* **Job**: Collect every line of the records below that contains the word "واریزی".

# start of Task material

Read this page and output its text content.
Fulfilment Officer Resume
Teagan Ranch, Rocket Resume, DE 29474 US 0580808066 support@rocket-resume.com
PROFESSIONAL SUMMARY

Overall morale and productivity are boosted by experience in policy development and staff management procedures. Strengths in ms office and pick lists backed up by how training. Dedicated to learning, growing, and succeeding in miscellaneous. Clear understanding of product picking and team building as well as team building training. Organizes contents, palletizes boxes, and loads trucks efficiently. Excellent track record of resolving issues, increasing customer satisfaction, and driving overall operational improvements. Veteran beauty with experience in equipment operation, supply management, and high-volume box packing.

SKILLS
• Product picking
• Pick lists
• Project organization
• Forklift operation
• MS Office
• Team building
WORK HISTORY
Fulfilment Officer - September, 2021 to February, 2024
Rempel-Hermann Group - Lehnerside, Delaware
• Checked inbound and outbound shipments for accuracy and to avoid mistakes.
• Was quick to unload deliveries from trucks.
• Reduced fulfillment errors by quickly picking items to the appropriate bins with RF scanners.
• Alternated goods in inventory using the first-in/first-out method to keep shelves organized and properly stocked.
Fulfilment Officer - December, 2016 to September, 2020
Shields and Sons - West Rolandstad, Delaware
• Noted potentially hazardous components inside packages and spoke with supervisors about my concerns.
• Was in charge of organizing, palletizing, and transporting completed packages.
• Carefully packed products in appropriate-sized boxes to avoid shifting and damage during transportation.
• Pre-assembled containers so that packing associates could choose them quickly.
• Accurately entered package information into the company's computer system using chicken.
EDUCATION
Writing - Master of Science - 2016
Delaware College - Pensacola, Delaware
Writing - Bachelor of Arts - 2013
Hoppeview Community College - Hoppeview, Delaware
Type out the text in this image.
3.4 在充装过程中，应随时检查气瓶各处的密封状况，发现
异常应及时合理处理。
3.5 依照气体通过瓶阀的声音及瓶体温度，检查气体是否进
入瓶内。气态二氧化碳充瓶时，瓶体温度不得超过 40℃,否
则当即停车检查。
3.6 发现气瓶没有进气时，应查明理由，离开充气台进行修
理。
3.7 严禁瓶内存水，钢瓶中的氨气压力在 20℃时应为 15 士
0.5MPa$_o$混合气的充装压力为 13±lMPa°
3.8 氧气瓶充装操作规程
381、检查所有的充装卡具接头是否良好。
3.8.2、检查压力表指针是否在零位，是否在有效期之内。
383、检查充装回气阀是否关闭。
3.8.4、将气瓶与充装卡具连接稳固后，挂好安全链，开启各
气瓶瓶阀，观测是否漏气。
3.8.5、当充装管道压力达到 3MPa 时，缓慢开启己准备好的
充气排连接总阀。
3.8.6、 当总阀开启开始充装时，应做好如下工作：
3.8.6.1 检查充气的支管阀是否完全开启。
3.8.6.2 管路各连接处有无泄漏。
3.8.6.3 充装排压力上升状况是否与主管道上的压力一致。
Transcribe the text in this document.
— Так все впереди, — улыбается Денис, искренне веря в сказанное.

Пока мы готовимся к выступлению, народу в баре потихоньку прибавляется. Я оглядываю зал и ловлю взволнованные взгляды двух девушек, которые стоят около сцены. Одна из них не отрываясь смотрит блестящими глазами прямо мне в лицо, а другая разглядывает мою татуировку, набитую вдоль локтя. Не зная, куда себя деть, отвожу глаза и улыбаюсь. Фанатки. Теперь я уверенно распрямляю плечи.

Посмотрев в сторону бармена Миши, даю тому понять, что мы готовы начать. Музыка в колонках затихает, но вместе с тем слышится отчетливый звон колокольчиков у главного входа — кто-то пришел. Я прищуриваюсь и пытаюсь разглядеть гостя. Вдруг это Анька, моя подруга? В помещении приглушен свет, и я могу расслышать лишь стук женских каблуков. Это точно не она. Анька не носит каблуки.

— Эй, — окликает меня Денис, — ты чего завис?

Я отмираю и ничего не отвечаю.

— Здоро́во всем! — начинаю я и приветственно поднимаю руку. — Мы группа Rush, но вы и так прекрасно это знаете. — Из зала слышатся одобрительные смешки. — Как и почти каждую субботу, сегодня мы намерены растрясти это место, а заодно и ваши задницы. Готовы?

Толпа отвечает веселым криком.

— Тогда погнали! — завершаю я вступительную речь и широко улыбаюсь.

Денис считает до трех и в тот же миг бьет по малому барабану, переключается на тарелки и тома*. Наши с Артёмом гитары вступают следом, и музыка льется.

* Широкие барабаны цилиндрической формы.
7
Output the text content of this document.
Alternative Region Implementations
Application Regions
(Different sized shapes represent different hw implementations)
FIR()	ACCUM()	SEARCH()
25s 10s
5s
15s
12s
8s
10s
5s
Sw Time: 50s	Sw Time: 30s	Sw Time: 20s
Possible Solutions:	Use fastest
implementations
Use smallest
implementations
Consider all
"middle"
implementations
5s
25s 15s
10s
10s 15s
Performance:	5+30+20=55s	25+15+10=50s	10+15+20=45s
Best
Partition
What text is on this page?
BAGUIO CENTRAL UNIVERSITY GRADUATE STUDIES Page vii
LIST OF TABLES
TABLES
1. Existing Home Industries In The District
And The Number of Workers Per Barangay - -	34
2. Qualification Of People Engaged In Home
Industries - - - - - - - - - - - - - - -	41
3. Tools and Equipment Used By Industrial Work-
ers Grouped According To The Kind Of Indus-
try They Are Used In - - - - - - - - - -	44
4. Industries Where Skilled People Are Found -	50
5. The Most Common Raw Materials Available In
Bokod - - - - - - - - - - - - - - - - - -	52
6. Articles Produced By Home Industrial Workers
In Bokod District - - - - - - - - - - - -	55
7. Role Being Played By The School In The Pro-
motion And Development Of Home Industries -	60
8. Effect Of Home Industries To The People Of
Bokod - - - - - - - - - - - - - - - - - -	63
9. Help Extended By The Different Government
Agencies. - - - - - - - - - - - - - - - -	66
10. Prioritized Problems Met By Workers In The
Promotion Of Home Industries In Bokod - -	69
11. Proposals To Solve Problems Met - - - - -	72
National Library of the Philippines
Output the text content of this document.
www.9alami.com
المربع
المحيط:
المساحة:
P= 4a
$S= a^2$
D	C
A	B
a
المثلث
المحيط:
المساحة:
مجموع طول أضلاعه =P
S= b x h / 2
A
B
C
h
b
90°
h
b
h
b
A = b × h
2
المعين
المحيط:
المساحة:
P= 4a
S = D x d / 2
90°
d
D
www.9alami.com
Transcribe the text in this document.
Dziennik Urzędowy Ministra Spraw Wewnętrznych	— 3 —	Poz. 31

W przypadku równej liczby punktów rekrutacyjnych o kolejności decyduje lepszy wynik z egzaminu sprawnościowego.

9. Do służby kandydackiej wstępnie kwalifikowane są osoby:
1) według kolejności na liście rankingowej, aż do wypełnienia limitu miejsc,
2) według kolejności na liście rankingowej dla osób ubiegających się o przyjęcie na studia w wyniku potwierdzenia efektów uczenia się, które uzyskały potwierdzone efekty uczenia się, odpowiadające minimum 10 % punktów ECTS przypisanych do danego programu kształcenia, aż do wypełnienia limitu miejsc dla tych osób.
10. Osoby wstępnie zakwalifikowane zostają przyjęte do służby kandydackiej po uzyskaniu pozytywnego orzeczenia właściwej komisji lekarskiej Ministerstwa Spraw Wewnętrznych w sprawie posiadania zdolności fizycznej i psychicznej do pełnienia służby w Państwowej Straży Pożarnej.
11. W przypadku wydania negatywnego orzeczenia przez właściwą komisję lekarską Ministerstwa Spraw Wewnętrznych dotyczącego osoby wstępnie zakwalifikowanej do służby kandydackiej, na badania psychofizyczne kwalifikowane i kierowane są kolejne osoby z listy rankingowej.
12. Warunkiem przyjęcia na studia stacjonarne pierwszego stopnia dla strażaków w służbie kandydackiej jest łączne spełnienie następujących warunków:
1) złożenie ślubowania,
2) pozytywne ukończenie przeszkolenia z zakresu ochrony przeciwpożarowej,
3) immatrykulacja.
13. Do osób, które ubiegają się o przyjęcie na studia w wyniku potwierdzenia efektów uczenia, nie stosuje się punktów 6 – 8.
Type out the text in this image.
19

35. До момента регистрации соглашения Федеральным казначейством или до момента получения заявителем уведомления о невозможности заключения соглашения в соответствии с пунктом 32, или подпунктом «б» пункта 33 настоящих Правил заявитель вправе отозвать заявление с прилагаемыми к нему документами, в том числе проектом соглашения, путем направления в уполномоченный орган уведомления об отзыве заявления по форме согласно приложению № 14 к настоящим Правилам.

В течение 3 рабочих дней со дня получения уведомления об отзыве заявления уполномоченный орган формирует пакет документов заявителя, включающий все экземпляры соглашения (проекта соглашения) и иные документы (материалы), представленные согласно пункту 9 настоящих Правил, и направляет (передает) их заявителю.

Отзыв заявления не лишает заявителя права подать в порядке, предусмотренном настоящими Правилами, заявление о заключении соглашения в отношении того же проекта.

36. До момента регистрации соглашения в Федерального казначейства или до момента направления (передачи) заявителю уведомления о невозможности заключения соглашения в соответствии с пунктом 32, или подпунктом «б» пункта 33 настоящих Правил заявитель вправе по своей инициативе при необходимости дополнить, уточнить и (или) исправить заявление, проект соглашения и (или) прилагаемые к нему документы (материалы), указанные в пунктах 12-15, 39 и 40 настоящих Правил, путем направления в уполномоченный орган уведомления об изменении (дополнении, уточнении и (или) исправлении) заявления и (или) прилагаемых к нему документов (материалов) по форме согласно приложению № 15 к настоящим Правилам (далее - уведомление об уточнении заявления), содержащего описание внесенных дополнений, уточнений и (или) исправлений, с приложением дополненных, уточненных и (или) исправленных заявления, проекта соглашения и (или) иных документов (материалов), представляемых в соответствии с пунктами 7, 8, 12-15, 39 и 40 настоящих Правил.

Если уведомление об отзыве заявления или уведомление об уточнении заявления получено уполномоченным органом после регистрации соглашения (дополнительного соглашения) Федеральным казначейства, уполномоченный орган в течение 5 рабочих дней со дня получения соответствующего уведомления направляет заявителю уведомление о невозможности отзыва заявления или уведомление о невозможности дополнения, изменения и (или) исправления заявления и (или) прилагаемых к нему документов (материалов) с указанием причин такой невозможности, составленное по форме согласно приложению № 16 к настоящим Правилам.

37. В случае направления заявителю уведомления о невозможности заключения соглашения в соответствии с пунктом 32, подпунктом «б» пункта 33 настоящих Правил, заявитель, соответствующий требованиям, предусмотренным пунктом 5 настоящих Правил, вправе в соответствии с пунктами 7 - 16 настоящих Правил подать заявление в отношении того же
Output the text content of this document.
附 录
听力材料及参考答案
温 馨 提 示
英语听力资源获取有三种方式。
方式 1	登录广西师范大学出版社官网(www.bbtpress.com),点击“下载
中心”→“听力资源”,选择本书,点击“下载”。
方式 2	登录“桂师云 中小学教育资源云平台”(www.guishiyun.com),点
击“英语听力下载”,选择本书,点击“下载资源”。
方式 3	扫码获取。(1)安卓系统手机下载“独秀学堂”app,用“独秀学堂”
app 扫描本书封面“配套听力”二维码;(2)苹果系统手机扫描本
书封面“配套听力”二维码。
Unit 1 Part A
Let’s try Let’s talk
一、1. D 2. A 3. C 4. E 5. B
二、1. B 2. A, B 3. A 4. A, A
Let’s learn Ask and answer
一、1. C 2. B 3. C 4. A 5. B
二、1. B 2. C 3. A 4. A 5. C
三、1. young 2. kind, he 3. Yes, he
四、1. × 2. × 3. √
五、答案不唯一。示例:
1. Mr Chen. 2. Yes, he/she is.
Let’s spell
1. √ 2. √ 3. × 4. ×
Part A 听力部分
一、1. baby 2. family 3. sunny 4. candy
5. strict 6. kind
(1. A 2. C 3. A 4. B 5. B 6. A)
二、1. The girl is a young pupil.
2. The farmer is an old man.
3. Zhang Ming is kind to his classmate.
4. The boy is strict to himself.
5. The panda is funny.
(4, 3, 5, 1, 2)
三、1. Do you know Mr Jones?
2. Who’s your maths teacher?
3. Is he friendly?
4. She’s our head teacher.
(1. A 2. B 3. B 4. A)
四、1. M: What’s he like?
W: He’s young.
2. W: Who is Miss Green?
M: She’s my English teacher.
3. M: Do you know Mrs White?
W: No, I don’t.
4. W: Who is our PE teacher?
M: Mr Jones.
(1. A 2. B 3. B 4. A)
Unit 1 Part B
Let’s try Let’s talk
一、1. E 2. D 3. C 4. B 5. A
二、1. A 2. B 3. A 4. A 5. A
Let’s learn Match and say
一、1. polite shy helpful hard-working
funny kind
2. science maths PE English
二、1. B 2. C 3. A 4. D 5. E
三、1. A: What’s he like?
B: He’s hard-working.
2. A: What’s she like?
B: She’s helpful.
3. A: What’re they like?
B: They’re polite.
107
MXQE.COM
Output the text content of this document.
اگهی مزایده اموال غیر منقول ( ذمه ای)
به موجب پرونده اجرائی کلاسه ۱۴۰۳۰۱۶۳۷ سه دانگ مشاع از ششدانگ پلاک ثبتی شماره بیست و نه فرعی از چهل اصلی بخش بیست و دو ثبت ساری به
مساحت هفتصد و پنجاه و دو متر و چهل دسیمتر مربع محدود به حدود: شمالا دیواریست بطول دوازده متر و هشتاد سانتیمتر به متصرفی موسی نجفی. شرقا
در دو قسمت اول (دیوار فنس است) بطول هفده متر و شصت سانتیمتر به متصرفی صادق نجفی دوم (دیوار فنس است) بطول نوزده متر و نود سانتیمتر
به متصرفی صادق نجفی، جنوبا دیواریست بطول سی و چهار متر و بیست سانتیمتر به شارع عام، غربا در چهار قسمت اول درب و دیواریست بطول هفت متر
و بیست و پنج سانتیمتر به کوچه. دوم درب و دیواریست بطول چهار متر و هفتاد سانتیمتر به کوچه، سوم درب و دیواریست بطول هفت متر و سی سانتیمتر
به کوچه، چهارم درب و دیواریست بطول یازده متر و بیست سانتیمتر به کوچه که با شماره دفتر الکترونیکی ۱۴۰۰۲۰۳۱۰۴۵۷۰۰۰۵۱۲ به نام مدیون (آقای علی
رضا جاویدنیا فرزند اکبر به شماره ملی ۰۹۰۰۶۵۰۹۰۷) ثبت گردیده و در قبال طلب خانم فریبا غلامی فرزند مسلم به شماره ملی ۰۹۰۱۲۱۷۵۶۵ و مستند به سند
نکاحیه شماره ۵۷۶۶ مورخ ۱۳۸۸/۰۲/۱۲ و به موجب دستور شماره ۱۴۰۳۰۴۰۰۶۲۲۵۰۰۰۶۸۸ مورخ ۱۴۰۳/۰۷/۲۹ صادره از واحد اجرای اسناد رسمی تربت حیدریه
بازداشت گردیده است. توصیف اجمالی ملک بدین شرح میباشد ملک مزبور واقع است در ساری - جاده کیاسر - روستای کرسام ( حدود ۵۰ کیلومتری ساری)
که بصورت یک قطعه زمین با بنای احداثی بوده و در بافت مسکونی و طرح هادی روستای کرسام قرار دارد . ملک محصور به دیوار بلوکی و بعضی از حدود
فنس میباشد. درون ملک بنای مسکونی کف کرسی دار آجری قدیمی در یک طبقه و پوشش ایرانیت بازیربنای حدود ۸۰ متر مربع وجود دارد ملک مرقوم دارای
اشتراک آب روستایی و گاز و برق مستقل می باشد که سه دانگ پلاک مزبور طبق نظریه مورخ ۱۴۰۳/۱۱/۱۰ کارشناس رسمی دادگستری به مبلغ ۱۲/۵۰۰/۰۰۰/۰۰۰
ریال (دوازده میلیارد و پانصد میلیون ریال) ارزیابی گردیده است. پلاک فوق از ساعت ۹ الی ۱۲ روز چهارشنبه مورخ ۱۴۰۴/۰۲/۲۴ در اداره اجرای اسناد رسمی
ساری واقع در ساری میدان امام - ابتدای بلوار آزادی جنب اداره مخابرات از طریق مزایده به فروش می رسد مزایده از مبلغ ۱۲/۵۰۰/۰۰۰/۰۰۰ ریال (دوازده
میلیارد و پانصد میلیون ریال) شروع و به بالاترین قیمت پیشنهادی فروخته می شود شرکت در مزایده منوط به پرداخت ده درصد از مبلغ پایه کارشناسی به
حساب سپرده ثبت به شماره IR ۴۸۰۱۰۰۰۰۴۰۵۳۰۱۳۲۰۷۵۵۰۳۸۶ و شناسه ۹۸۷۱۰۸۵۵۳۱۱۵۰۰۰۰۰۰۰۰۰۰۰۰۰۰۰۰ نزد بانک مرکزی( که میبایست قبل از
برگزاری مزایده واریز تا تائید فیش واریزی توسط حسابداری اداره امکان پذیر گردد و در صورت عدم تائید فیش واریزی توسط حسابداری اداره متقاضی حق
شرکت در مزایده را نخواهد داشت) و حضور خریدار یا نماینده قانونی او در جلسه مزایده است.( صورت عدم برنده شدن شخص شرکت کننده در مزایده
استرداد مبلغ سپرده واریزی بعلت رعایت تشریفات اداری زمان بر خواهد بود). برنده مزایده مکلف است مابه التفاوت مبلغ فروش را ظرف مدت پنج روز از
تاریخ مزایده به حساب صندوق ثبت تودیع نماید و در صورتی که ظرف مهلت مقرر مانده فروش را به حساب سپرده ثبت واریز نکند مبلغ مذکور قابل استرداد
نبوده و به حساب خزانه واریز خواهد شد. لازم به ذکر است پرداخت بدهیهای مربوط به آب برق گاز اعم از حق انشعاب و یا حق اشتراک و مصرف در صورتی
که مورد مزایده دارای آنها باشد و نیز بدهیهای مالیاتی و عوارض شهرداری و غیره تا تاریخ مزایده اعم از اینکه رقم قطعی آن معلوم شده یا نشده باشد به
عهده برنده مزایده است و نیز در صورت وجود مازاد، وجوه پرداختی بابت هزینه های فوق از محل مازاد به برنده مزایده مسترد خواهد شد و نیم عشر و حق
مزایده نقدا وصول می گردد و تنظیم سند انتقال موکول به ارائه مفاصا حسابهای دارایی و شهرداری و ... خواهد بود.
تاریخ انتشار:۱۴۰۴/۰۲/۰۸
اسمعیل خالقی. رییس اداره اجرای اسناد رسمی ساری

# end of Task material

* **Task response**:
برگزاری مزایده واریز تا تائید فیش واریزی توسط حسابداری اداره امکان پذیر گردد و در صورت عدم تائید فیش واریزی توسط حسابداری اداره متقاضی حق
استرداد مبلغ سپرده واریزی بعلت رعایت تشریفات اداری زمان بر خواهد بود). برنده مزایده مکلف است مابه التفاوت مبلغ فروش را ظرف مدت پنج روز از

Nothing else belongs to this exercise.